**Your goal:** Copy each line that contains the word "WelmConsole".

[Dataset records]
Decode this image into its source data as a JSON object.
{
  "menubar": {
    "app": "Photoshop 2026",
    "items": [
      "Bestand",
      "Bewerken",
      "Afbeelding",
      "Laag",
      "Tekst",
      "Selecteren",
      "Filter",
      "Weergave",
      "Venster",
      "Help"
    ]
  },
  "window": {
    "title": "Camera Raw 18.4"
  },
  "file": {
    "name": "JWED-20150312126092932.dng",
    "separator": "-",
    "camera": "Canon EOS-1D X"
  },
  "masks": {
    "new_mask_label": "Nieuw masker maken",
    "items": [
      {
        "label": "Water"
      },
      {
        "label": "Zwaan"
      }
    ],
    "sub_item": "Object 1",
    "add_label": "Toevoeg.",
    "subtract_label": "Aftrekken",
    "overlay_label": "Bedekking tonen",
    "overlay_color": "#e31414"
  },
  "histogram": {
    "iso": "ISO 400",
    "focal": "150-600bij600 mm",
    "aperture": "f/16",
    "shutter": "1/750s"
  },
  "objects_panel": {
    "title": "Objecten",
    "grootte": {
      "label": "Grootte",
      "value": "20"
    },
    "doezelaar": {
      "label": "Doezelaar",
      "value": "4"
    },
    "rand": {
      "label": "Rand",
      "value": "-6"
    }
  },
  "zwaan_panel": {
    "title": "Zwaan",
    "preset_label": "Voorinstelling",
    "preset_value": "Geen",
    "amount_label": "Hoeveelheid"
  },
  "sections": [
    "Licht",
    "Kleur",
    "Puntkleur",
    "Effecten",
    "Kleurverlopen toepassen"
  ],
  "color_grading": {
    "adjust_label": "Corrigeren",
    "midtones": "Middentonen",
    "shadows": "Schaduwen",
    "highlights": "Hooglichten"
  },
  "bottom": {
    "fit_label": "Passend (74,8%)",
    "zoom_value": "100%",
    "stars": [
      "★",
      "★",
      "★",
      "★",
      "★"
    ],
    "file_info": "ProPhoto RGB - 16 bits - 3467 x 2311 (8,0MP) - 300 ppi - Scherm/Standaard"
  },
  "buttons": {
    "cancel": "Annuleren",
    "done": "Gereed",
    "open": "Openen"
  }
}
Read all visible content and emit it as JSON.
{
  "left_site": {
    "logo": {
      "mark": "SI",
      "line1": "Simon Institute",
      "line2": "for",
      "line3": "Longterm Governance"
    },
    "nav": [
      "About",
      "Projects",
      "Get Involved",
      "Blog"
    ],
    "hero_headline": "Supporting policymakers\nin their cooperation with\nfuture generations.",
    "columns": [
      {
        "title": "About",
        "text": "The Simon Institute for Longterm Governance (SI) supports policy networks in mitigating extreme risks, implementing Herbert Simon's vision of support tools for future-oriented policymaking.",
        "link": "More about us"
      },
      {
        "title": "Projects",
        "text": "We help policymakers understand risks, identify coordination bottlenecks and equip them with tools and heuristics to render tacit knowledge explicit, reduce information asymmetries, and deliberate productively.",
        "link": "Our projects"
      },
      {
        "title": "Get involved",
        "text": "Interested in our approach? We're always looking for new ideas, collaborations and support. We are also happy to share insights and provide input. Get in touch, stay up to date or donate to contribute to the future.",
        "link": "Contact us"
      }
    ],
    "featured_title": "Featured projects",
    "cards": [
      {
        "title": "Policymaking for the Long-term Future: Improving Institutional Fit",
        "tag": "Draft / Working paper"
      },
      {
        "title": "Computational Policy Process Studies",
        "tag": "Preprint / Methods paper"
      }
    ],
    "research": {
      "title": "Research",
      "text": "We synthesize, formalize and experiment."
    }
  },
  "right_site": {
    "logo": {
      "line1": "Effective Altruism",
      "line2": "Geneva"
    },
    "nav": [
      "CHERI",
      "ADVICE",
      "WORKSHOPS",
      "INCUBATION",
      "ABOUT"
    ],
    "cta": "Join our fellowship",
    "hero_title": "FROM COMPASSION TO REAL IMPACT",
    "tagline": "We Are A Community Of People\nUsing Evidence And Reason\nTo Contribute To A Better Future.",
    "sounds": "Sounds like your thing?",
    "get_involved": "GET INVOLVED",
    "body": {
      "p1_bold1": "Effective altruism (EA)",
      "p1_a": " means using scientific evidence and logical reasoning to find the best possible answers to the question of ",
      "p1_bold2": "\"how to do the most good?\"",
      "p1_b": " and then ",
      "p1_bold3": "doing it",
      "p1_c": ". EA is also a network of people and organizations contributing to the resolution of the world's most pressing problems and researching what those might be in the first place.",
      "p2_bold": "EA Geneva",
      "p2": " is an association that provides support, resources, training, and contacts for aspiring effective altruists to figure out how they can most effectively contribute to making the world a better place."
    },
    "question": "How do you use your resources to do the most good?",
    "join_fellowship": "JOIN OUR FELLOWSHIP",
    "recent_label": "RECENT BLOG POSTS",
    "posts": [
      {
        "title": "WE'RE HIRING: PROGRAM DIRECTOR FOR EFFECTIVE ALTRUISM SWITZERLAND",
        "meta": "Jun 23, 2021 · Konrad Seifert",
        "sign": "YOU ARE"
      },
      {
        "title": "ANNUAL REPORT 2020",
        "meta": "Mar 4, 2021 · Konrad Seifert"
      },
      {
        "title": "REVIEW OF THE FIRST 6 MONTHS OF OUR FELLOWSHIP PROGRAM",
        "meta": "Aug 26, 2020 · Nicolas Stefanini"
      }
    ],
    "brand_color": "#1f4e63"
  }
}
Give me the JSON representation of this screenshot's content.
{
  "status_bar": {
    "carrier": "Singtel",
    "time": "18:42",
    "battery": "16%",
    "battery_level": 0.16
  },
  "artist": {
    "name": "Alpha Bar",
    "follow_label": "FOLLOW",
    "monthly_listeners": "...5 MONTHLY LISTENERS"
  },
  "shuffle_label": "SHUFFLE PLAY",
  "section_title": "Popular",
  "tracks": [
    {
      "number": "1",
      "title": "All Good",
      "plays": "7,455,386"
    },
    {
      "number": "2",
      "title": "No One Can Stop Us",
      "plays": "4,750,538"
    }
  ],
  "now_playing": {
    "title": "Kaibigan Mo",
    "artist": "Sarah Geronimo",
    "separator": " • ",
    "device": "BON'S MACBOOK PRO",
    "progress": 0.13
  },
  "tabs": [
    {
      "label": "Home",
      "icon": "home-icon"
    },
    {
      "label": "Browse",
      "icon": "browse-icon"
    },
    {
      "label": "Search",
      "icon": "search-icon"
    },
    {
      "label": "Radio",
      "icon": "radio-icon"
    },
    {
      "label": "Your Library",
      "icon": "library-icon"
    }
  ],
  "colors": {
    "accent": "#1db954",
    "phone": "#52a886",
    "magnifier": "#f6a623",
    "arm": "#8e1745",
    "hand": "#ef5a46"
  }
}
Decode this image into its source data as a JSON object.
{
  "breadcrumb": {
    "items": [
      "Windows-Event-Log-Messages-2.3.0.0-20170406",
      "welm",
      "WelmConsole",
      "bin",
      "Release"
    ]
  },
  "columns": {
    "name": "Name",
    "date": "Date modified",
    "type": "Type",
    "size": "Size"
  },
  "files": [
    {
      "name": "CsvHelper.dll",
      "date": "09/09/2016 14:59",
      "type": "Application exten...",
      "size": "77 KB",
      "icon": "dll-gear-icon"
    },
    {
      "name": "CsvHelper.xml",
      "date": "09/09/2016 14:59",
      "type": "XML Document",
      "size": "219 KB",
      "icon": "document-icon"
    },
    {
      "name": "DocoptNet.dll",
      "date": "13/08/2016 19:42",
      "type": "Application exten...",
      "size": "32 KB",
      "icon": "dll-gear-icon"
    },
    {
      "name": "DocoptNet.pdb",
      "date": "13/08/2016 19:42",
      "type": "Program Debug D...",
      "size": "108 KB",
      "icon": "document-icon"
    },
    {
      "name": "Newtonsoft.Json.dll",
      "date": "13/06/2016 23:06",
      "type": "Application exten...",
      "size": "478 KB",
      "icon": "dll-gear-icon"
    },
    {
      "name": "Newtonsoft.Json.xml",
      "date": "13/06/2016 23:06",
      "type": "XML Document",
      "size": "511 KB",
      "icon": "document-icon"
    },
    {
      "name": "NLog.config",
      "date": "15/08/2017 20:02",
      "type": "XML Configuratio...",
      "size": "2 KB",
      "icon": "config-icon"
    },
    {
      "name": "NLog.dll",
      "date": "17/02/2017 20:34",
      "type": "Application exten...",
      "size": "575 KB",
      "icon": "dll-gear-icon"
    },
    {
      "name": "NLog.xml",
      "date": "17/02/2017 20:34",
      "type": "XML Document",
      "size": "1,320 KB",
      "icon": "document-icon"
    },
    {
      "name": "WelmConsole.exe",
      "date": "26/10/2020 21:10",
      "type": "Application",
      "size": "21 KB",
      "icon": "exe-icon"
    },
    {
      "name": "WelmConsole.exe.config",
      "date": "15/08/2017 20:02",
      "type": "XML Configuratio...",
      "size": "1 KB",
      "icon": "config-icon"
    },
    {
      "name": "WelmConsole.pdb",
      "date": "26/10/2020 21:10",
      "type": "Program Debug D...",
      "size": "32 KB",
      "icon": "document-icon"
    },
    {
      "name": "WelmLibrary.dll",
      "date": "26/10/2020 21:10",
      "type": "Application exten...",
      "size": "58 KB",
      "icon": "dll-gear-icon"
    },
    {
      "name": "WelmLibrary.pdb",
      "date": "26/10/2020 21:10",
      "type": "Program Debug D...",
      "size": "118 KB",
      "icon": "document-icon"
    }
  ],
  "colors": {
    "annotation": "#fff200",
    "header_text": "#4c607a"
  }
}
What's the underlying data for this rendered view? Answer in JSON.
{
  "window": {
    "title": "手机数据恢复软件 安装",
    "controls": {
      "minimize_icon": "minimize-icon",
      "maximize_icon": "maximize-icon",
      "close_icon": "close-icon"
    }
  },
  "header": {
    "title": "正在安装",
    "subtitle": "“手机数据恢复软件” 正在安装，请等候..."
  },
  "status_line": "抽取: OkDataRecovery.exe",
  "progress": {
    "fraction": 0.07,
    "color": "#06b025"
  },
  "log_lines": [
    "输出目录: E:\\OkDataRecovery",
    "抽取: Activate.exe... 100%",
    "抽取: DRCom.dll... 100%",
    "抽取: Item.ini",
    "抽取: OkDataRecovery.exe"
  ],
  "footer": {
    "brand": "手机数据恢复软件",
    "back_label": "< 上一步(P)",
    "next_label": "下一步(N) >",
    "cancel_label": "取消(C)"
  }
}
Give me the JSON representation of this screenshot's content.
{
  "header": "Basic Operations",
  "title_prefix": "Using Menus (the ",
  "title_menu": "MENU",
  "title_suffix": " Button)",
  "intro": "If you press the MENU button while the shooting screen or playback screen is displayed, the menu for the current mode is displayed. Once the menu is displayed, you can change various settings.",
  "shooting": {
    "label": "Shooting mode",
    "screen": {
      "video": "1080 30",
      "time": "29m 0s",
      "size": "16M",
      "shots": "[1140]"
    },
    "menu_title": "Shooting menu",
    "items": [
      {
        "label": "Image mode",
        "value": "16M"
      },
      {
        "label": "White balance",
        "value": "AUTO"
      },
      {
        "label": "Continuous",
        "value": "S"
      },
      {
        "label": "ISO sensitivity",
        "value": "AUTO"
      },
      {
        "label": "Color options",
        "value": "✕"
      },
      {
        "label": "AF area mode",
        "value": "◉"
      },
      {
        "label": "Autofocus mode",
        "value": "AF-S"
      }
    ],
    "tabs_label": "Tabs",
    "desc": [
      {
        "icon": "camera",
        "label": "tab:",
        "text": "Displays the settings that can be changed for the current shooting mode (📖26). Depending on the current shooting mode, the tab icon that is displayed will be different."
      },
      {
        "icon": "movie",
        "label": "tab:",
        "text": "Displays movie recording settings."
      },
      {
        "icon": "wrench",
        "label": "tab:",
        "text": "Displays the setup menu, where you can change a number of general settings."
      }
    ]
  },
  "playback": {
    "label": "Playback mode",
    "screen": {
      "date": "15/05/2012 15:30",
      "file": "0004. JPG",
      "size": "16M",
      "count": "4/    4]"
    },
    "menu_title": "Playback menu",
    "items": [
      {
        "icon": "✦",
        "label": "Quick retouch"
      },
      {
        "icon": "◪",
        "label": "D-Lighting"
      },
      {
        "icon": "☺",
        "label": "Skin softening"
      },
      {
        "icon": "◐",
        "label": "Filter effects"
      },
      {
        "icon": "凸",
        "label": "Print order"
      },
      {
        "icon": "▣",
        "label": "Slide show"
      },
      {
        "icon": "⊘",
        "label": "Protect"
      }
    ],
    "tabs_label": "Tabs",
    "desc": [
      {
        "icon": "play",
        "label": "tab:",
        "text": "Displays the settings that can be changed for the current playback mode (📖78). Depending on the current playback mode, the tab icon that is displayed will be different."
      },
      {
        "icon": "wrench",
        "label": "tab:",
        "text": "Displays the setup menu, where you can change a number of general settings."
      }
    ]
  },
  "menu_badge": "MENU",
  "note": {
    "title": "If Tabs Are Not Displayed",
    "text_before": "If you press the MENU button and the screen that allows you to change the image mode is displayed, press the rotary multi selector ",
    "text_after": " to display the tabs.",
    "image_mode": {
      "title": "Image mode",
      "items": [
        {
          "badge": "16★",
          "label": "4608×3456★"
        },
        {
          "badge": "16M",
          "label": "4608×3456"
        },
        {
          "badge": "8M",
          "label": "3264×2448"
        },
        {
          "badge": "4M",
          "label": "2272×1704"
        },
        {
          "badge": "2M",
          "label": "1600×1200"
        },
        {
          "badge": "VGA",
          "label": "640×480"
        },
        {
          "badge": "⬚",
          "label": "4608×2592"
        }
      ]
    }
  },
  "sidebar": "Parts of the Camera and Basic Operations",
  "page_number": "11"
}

**Answer to the problem:**
      "WelmConsole",
      "name": "WelmConsole.exe",
      "name": "WelmConsole.exe.config",
      "name": "WelmConsole.pdb",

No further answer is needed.